» DIRECTIVE: Lines containing "JSON" are to be counted. Give the number and nothing more.

» DATA FOR THIS EXERCISE:
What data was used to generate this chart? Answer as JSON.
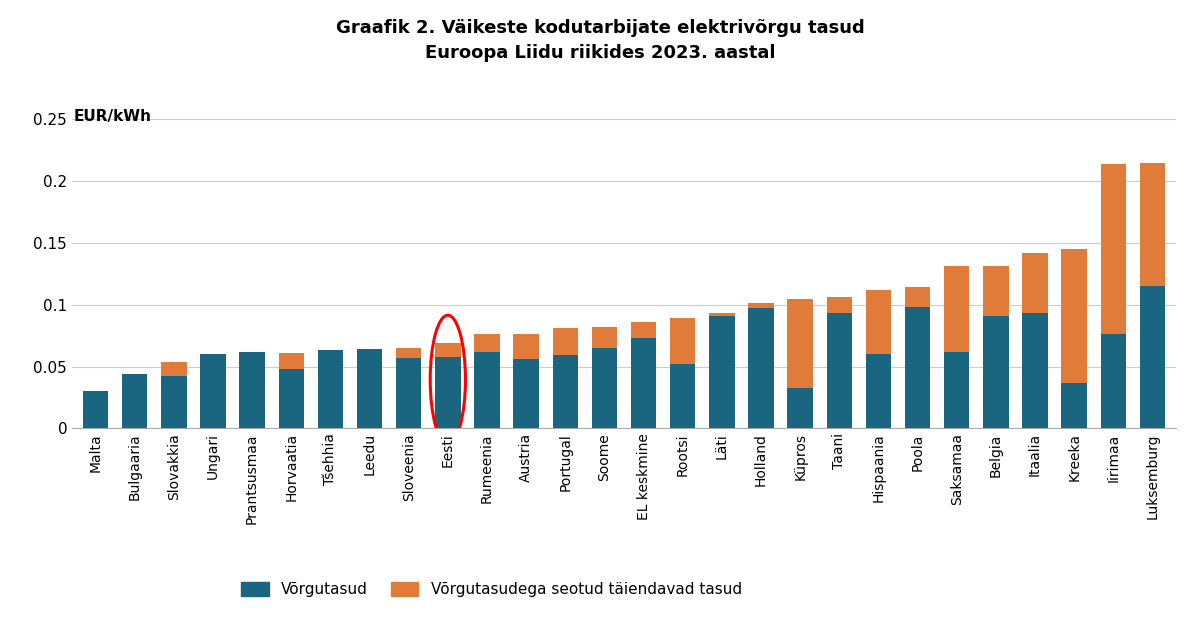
{
  "title": "Graafik 2. Väikeste kodutarbijate elektrivõrgu tasud\nEuroopa Liidu riikides 2023. aastal",
  "ylabel": "EUR/kWh",
  "categories": [
    "Malta",
    "Bulgaaria",
    "Slovakkia",
    "Ungari",
    "Prantsusmaa",
    "Horvaatia",
    "Tšehhia",
    "Leedu",
    "Sloveenia",
    "Eesti",
    "Rumeenia",
    "Austria",
    "Portugal",
    "Soome",
    "EL keskmine",
    "Rootsi",
    "Läti",
    "Holland",
    "Küpros",
    "Taani",
    "Hispaania",
    "Poola",
    "Saksamaa",
    "Belgia",
    "Itaalia",
    "Kreeka",
    "Iirimaa",
    "Luksemburg"
  ],
  "network_fees": [
    0.03,
    0.044,
    0.042,
    0.06,
    0.062,
    0.048,
    0.063,
    0.064,
    0.057,
    0.058,
    0.062,
    0.056,
    0.059,
    0.065,
    0.073,
    0.052,
    0.091,
    0.097,
    0.033,
    0.093,
    0.06,
    0.098,
    0.062,
    0.091,
    0.093,
    0.037,
    0.076,
    0.115
  ],
  "additional_fees": [
    0.0,
    0.0,
    0.012,
    0.0,
    0.0,
    0.013,
    0.0,
    0.0,
    0.008,
    0.011,
    0.014,
    0.02,
    0.022,
    0.017,
    0.013,
    0.037,
    0.002,
    0.004,
    0.072,
    0.013,
    0.052,
    0.016,
    0.069,
    0.04,
    0.049,
    0.108,
    0.138,
    0.1
  ],
  "bar_color_blue": "#1a6580",
  "bar_color_orange": "#e07b39",
  "highlight_index": 9,
  "ellipse_color": "red",
  "ylim": [
    0,
    0.27
  ],
  "yticks": [
    0,
    0.05,
    0.1,
    0.15,
    0.2,
    0.25
  ],
  "ytick_labels": [
    "0",
    "0.05",
    "0.1",
    "0.15",
    "0.2",
    "0.25"
  ],
  "legend_label_blue": "Võrgutasud",
  "legend_label_orange": "Võrgutasudega seotud täiendavad tasud",
  "bg_color": "#ffffff",
  "grid_color": "#cccccc"
}
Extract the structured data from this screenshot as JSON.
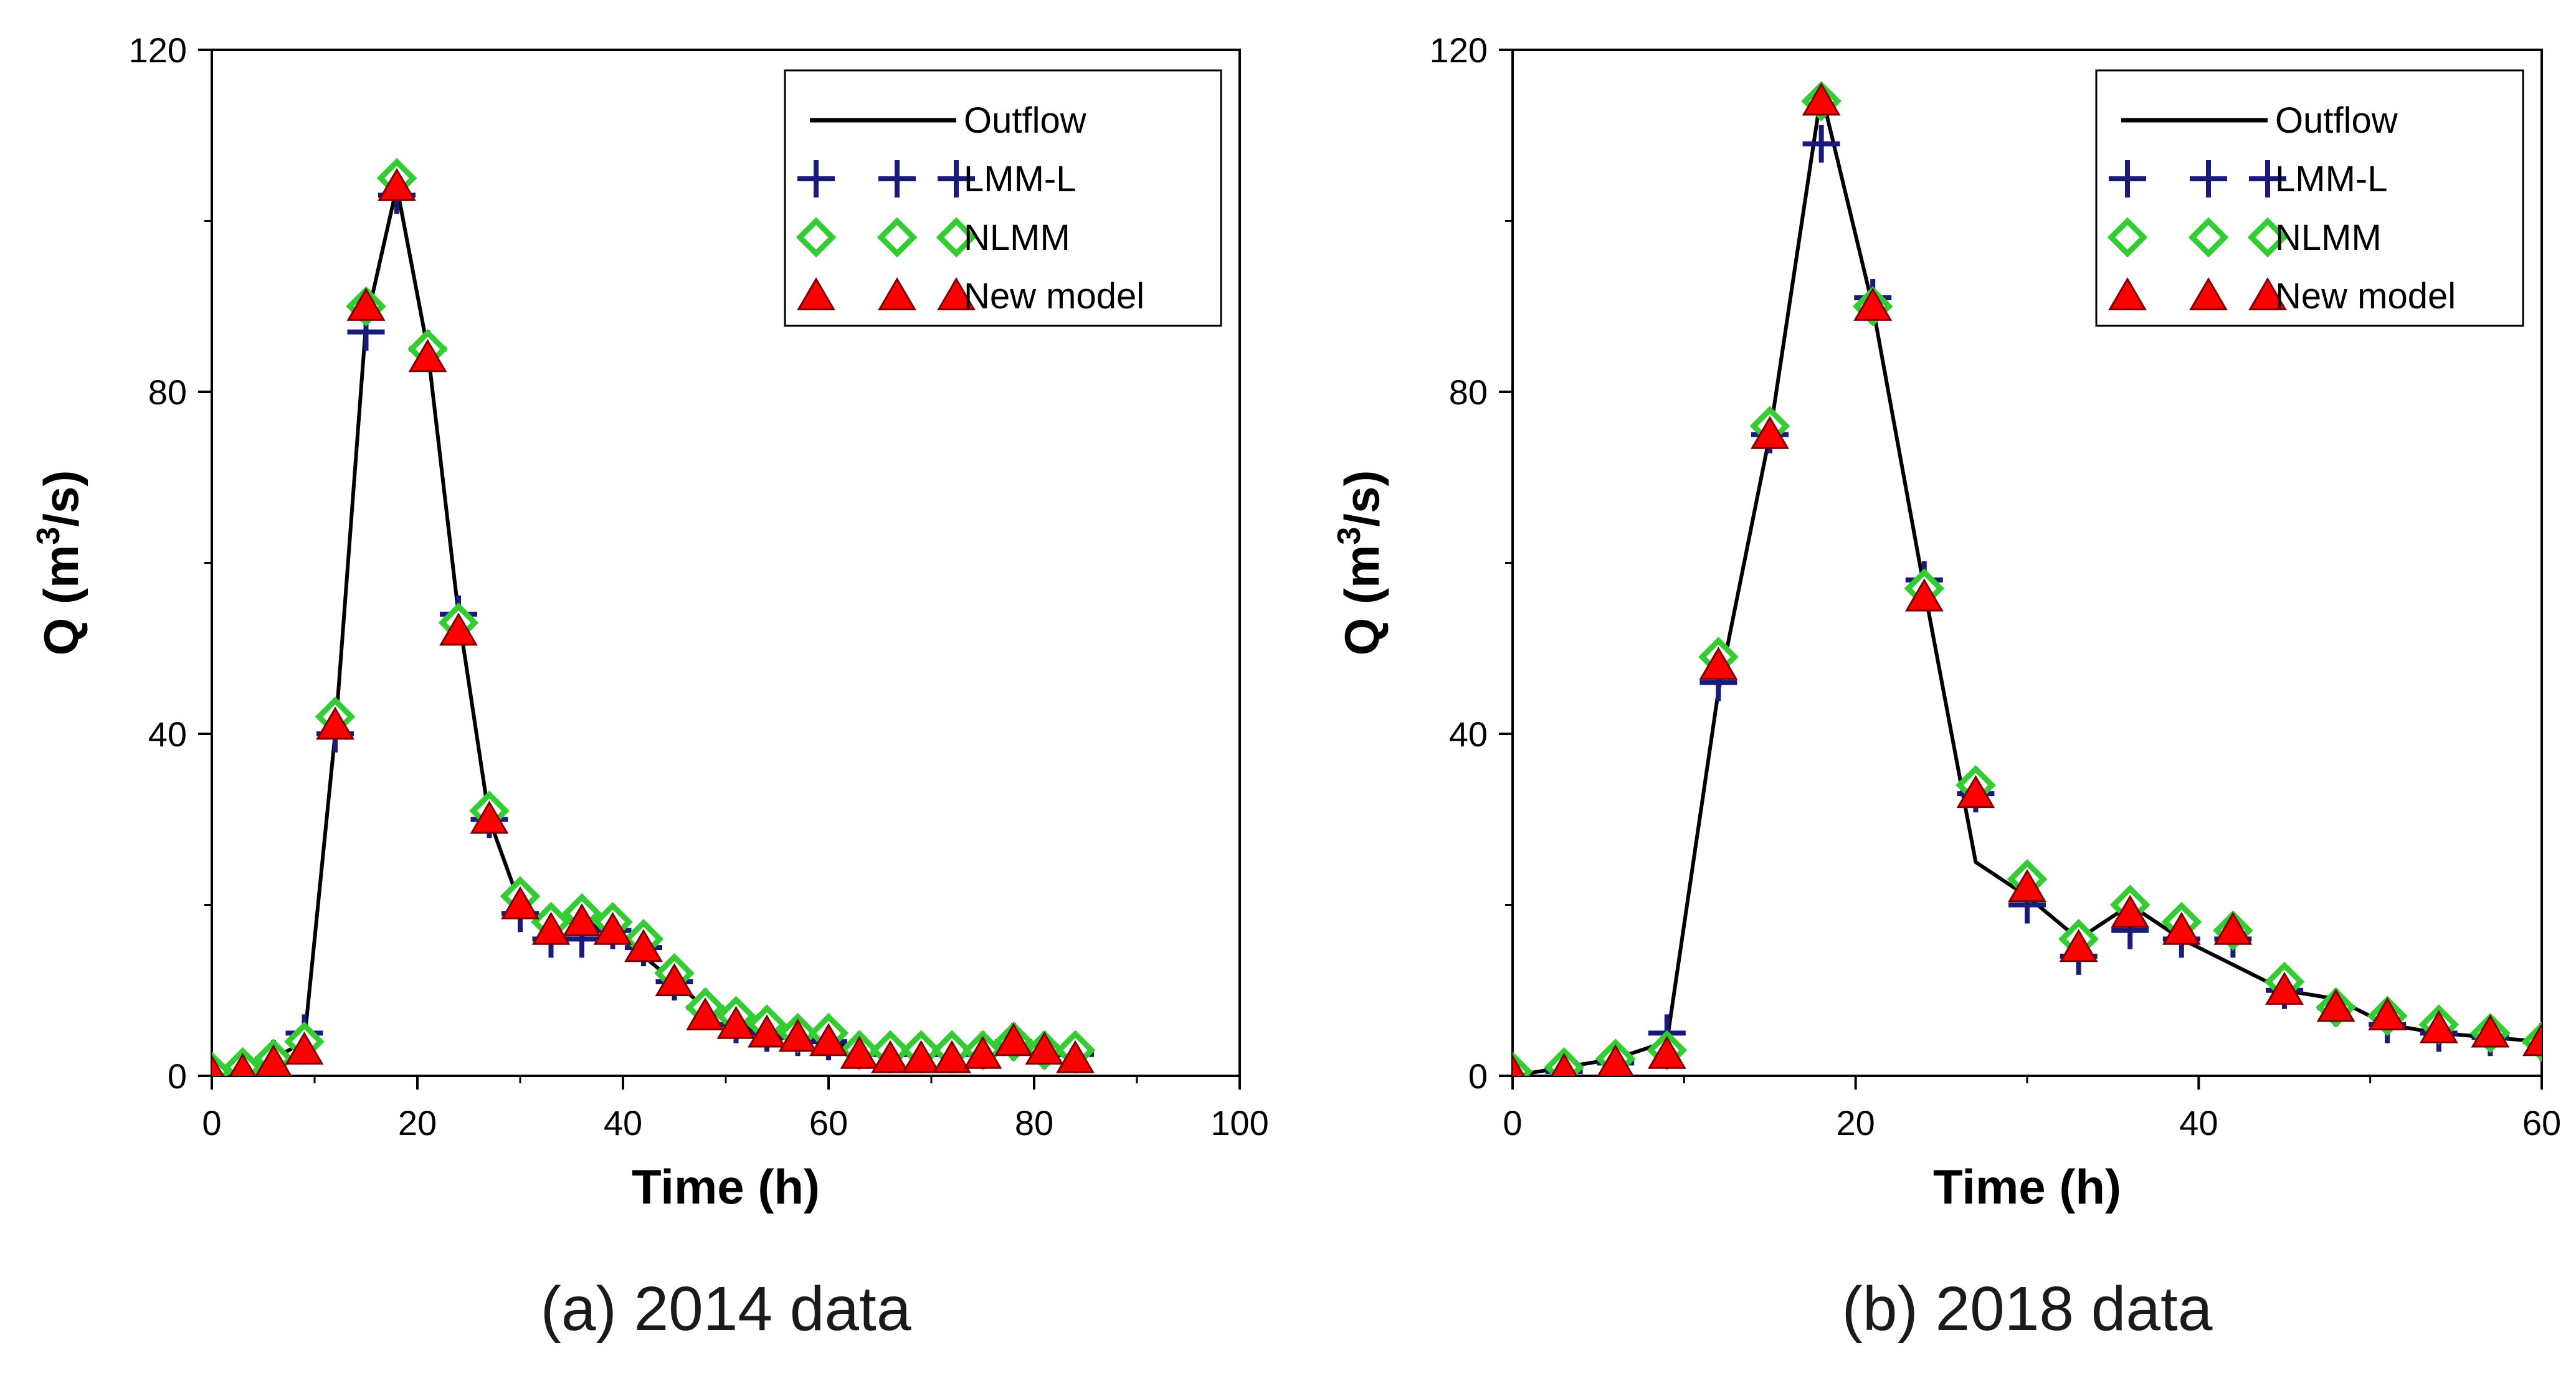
{
  "chart_data": [
    {
      "type": "line",
      "caption": "(a) 2014 data",
      "xlabel": "Time (h)",
      "ylabel_main": "Q (m",
      "ylabel_sup": "3",
      "ylabel_tail": "/s)",
      "xlim": [
        0,
        100
      ],
      "ylim": [
        0,
        120
      ],
      "xticks": [
        0,
        20,
        40,
        60,
        80,
        100
      ],
      "yticks": [
        0,
        40,
        80,
        120
      ],
      "grid": false,
      "legend_position": "top-right",
      "series": [
        {
          "name": "Outflow",
          "style": "line",
          "color": "#000000",
          "x": [
            0,
            3,
            6,
            9,
            12,
            15,
            18,
            21,
            24,
            27,
            30,
            33,
            36,
            39,
            42,
            45,
            48,
            51,
            54,
            57,
            60,
            63,
            66,
            69,
            72,
            75,
            78,
            81,
            84
          ],
          "y": [
            0,
            0.5,
            2,
            4,
            40,
            88,
            104,
            85,
            54,
            30,
            20,
            18,
            18,
            17,
            14,
            11,
            8,
            6,
            5,
            4.5,
            4,
            3,
            2.5,
            2.5,
            3,
            3.5,
            4,
            3,
            2.5
          ]
        },
        {
          "name": "LMM-L",
          "style": "plus",
          "color": "#1a1a7a",
          "x": [
            0,
            3,
            6,
            9,
            12,
            15,
            18,
            21,
            24,
            27,
            30,
            33,
            36,
            39,
            42,
            45,
            48,
            51,
            54,
            57,
            60,
            63,
            66,
            69,
            72,
            75,
            78,
            81,
            84
          ],
          "y": [
            0.3,
            0.5,
            2,
            5,
            40,
            87,
            103,
            85,
            54,
            30,
            19,
            16,
            16,
            17,
            15,
            11,
            8,
            6,
            5,
            4.5,
            4,
            3,
            2.5,
            2.5,
            2.5,
            3,
            4,
            3,
            2.5
          ]
        },
        {
          "name": "NLMM",
          "style": "diamond",
          "color": "#33cc33",
          "x": [
            0,
            3,
            6,
            9,
            12,
            15,
            18,
            21,
            24,
            27,
            30,
            33,
            36,
            39,
            42,
            45,
            48,
            51,
            54,
            57,
            60,
            63,
            66,
            69,
            72,
            75,
            78,
            81,
            84
          ],
          "y": [
            0.5,
            1,
            2,
            4,
            42,
            90,
            105,
            85,
            53,
            31,
            21,
            18,
            19,
            18,
            16,
            12,
            8,
            7,
            6,
            5,
            5,
            3,
            3,
            3,
            3,
            3,
            4,
            3,
            3
          ]
        },
        {
          "name": "New model",
          "style": "triangle",
          "color": "#ff0000",
          "x": [
            0,
            3,
            6,
            9,
            12,
            15,
            18,
            21,
            24,
            27,
            30,
            33,
            36,
            39,
            42,
            45,
            48,
            51,
            54,
            57,
            60,
            63,
            66,
            69,
            72,
            75,
            78,
            81,
            84
          ],
          "y": [
            0.3,
            0.5,
            1.5,
            3,
            41,
            90,
            104,
            84,
            52,
            30,
            20,
            17,
            18,
            17,
            15,
            11,
            7,
            6,
            5,
            4.5,
            4,
            2.5,
            2,
            2,
            2,
            2.5,
            4,
            3,
            2
          ]
        }
      ]
    },
    {
      "type": "line",
      "caption": "(b) 2018 data",
      "xlabel": "Time (h)",
      "ylabel_main": "Q (m",
      "ylabel_sup": "3",
      "ylabel_tail": "/s)",
      "xlim": [
        0,
        60
      ],
      "ylim": [
        0,
        120
      ],
      "xticks": [
        0,
        20,
        40,
        60
      ],
      "yticks": [
        0,
        40,
        80,
        120
      ],
      "grid": false,
      "legend_position": "top-right",
      "series": [
        {
          "name": "Outflow",
          "style": "line",
          "color": "#000000",
          "x": [
            0,
            3,
            6,
            9,
            12,
            15,
            18,
            21,
            24,
            27,
            30,
            33,
            36,
            39,
            42,
            45,
            48,
            51,
            54,
            57,
            60
          ],
          "y": [
            0,
            1,
            2,
            4,
            45,
            75,
            115,
            90,
            57,
            25,
            21,
            16,
            20,
            16,
            13,
            10,
            9,
            6,
            5,
            4.5,
            4
          ]
        },
        {
          "name": "LMM-L",
          "style": "plus",
          "color": "#1a1a7a",
          "x": [
            0,
            3,
            6,
            9,
            12,
            15,
            18,
            21,
            24,
            27,
            30,
            33,
            36,
            39,
            42,
            45,
            48,
            51,
            54,
            57,
            60
          ],
          "y": [
            0.3,
            0.5,
            1.5,
            5,
            46,
            75,
            109,
            91,
            58,
            33,
            20,
            14,
            17,
            16,
            16,
            10,
            8,
            6,
            5,
            4.5,
            4
          ]
        },
        {
          "name": "NLMM",
          "style": "diamond",
          "color": "#33cc33",
          "x": [
            0,
            3,
            6,
            9,
            12,
            15,
            18,
            21,
            24,
            27,
            30,
            33,
            36,
            39,
            42,
            45,
            48,
            51,
            54,
            57,
            60
          ],
          "y": [
            0.5,
            1,
            2,
            3,
            49,
            76,
            114,
            90,
            57,
            34,
            23,
            16,
            20,
            18,
            17,
            11,
            8,
            7,
            6,
            5,
            4
          ]
        },
        {
          "name": "New model",
          "style": "triangle",
          "color": "#ff0000",
          "x": [
            0,
            3,
            6,
            9,
            12,
            15,
            18,
            21,
            24,
            27,
            30,
            33,
            36,
            39,
            42,
            45,
            48,
            51,
            54,
            57,
            60
          ],
          "y": [
            0.3,
            0.5,
            1.5,
            2.5,
            48,
            75,
            114,
            90,
            56,
            33,
            22,
            15,
            19,
            17,
            17,
            10,
            8,
            7,
            5.5,
            5,
            4
          ]
        }
      ]
    }
  ]
}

» EXERCISE RESPONSE: 2